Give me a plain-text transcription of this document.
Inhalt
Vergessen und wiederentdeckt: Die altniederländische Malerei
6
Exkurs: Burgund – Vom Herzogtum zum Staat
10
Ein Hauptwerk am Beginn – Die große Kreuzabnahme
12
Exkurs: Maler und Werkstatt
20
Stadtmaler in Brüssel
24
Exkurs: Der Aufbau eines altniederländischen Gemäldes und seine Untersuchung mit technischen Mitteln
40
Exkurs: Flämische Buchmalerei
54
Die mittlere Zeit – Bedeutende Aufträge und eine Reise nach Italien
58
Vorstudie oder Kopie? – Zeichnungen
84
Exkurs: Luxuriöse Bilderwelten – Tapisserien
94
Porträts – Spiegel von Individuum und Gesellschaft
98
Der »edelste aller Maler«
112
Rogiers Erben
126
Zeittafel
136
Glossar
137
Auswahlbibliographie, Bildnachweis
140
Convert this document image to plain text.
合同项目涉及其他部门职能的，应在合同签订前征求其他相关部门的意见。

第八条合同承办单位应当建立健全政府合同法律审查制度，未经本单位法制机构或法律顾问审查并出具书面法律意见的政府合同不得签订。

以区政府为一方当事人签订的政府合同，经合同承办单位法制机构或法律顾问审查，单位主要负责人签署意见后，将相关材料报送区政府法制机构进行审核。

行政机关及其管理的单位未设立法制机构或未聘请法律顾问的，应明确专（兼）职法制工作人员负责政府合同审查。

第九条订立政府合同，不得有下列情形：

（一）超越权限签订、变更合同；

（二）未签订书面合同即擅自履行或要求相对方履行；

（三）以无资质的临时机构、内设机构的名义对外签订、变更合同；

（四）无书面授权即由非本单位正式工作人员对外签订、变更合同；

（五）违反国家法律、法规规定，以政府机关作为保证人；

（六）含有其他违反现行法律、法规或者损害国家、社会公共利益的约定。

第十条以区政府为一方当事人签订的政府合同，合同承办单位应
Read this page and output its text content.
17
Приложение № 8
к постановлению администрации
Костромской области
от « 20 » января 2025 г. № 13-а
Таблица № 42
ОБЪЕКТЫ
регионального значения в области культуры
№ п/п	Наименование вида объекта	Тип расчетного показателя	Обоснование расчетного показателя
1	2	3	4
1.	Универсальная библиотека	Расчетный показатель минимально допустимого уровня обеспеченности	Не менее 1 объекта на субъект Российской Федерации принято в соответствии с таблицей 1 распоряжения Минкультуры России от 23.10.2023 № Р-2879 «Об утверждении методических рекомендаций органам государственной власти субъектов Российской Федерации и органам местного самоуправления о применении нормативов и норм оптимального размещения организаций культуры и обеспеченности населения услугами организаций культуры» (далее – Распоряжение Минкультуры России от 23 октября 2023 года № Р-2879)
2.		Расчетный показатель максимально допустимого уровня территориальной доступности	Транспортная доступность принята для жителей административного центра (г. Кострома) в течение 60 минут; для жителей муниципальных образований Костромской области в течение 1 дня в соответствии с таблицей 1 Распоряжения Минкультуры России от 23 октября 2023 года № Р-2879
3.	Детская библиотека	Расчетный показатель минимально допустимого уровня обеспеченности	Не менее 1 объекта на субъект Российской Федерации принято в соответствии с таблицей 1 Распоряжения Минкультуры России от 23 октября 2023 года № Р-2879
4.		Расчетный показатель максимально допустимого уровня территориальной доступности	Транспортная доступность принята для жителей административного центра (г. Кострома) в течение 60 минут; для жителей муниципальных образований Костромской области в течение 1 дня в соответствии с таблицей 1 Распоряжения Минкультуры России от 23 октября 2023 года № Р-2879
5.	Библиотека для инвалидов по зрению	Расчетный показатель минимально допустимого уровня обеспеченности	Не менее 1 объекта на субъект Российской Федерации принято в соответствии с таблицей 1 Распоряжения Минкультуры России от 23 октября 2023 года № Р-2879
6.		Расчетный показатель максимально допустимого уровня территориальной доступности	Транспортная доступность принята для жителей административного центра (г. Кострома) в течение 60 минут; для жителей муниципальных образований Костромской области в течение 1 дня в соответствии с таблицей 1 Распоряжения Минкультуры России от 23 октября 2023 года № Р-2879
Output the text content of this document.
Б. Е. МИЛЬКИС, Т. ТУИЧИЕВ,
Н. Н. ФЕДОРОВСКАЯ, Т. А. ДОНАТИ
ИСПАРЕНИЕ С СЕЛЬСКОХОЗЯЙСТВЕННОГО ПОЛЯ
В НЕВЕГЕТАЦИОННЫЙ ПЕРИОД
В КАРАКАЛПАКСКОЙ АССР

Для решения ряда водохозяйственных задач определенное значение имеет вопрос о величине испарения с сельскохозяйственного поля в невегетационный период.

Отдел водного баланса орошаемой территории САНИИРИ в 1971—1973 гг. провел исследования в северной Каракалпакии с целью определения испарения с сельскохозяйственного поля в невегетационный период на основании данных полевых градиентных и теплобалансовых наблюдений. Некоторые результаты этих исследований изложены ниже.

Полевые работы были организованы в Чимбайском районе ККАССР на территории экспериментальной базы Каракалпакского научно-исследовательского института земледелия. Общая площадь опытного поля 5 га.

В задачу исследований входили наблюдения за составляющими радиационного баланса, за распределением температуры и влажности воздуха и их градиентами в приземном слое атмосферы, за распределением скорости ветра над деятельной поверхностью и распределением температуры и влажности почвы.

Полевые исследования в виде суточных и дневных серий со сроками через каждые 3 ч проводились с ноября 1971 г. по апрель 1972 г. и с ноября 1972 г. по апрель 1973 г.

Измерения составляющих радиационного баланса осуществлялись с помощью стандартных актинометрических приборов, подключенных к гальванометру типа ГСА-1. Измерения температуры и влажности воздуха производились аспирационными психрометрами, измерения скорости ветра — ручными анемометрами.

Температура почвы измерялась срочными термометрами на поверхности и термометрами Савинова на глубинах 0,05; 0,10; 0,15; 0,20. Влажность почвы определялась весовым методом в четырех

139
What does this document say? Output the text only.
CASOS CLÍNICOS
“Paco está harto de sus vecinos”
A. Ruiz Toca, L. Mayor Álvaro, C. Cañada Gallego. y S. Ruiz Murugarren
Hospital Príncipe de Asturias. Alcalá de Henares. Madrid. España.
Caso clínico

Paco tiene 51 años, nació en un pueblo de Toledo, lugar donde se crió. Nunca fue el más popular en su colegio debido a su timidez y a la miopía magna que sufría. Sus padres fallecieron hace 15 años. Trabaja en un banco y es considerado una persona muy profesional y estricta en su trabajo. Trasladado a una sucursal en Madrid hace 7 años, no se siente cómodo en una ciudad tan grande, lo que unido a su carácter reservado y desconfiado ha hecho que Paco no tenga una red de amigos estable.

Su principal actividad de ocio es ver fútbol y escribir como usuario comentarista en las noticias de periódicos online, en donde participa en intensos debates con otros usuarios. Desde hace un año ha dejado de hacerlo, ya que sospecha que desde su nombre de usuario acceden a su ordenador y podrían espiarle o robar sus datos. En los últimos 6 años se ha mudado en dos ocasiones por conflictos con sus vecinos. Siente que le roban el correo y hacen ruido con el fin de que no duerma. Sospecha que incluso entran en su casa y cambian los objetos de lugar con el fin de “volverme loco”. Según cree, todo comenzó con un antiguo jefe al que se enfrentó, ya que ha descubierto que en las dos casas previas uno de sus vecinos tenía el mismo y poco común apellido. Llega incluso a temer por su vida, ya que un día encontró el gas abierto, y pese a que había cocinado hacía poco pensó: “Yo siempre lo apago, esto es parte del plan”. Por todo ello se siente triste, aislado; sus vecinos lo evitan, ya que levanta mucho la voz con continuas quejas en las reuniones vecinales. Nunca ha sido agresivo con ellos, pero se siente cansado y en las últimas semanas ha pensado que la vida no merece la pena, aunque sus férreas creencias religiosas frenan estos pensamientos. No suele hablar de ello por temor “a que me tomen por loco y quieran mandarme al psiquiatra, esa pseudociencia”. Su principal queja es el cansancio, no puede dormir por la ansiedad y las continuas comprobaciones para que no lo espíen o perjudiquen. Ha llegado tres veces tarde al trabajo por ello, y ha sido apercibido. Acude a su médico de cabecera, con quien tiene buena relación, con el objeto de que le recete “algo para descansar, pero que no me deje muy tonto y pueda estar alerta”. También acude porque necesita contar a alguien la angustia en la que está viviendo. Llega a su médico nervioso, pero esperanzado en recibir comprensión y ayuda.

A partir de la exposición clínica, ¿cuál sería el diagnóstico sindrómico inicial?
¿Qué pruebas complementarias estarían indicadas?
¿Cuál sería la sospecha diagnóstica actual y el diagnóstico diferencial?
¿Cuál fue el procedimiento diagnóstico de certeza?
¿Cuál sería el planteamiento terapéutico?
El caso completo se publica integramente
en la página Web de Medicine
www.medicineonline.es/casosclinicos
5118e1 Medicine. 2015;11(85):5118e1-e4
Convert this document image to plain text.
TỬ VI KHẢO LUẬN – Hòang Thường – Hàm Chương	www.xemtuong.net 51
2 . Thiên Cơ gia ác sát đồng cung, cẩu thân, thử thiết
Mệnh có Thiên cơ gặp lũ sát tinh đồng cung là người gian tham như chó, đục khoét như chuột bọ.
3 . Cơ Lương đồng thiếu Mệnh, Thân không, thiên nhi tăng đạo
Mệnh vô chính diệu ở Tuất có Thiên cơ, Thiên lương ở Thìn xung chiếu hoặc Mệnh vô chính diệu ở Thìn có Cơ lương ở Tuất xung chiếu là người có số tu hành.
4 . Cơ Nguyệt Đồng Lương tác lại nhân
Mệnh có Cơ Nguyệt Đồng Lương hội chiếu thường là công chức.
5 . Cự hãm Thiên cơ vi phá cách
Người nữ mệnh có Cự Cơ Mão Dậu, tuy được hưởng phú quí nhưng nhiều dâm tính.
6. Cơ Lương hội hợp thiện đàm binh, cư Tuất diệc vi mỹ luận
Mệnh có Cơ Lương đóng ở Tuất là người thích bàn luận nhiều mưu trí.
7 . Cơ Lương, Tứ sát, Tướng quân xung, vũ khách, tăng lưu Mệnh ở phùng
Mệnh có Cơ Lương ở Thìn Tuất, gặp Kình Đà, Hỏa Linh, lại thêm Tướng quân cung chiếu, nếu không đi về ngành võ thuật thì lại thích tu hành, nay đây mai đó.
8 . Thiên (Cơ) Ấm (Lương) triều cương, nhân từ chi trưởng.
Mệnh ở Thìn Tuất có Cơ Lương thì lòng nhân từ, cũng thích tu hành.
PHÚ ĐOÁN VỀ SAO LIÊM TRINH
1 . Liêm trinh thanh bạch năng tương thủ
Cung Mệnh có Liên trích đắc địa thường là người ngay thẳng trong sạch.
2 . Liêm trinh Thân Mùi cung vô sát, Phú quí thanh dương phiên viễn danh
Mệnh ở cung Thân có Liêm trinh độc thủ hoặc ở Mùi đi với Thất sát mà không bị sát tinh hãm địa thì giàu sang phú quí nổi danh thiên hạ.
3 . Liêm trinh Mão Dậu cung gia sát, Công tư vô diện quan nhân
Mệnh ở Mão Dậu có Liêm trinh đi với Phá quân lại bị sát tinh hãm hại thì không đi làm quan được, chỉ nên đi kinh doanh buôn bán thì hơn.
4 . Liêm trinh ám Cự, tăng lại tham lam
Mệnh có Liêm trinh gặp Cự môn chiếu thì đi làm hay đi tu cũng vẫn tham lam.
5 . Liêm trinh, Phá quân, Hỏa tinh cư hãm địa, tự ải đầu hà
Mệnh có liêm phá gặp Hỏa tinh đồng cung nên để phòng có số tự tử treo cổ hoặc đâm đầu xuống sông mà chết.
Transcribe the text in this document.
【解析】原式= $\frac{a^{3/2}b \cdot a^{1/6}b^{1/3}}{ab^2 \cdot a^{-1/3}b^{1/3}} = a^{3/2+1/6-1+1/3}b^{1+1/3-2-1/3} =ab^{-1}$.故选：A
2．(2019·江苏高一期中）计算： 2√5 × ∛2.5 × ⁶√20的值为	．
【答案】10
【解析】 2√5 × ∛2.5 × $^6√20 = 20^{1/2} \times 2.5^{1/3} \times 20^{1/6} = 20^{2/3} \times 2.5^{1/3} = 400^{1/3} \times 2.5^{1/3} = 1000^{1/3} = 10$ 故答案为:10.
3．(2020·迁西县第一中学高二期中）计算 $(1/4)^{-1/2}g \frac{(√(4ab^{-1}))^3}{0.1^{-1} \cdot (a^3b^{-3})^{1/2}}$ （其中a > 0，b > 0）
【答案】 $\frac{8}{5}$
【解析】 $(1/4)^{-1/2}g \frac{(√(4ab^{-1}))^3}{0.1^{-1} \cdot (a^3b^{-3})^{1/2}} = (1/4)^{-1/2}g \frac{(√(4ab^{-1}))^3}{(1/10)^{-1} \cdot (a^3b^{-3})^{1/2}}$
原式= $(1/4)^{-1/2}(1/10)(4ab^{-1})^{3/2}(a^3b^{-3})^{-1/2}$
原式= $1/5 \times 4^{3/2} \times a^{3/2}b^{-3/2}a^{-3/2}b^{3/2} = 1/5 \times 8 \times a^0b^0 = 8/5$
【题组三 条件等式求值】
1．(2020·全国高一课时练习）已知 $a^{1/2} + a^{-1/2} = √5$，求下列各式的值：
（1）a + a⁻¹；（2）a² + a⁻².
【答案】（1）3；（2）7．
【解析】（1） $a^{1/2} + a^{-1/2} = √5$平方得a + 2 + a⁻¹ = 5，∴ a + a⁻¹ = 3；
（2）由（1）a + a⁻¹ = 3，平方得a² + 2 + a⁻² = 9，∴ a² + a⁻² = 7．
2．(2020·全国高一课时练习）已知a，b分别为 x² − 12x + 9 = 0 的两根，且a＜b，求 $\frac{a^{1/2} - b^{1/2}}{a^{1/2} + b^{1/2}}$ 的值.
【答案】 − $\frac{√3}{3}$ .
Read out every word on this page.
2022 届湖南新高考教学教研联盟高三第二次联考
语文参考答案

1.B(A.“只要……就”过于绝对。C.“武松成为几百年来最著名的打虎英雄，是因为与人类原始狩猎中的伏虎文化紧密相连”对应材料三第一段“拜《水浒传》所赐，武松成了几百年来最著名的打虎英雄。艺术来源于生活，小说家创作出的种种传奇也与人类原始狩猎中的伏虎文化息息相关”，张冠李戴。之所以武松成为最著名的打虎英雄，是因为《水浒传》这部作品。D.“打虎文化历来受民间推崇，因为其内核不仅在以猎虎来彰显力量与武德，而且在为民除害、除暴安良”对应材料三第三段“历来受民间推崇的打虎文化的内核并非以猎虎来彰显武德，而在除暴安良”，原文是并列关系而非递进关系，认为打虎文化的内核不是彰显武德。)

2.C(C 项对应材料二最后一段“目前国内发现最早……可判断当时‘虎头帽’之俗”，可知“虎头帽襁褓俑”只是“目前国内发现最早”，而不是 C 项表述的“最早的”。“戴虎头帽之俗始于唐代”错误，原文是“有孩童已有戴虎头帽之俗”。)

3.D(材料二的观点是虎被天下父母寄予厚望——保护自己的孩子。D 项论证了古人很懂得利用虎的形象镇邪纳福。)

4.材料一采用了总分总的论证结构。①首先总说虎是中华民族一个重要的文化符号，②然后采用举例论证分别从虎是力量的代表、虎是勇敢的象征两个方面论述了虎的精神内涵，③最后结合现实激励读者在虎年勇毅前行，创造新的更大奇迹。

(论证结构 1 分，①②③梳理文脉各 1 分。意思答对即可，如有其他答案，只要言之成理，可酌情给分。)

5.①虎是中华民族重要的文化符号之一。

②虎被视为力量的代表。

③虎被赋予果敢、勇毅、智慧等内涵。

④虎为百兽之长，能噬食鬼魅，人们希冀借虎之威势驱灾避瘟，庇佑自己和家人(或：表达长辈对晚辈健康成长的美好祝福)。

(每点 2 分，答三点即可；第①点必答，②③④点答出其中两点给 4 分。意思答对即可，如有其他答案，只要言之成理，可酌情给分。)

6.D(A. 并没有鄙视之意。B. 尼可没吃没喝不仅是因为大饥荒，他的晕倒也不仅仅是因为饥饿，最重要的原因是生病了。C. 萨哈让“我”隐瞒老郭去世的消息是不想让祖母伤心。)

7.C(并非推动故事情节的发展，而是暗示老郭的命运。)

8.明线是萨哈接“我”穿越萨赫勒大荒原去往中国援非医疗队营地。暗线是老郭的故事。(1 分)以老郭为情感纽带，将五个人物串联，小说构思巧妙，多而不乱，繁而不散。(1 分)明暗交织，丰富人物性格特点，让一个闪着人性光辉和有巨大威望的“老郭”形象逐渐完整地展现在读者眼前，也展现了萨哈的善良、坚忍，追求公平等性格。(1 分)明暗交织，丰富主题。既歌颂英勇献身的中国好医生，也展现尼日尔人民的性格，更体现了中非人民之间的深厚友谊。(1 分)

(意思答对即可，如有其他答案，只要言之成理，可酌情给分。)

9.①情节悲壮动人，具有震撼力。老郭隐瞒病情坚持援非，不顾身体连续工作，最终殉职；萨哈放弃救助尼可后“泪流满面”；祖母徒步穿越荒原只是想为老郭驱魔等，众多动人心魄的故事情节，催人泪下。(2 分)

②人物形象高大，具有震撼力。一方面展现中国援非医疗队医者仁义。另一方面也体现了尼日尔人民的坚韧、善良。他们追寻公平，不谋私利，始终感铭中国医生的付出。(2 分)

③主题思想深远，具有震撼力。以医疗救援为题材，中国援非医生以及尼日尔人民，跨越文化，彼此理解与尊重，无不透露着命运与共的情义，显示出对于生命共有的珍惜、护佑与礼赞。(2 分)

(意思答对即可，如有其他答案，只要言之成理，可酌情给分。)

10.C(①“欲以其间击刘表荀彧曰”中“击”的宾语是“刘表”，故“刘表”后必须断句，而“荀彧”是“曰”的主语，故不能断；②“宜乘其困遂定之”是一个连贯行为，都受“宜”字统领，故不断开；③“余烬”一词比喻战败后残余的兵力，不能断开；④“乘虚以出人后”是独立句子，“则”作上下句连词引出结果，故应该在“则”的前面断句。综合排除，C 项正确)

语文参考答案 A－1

--------------------------------

**Job:** Return all lines containing "Read".

**Completed task:**
Read this page and output its text content.
Read out every word on this page.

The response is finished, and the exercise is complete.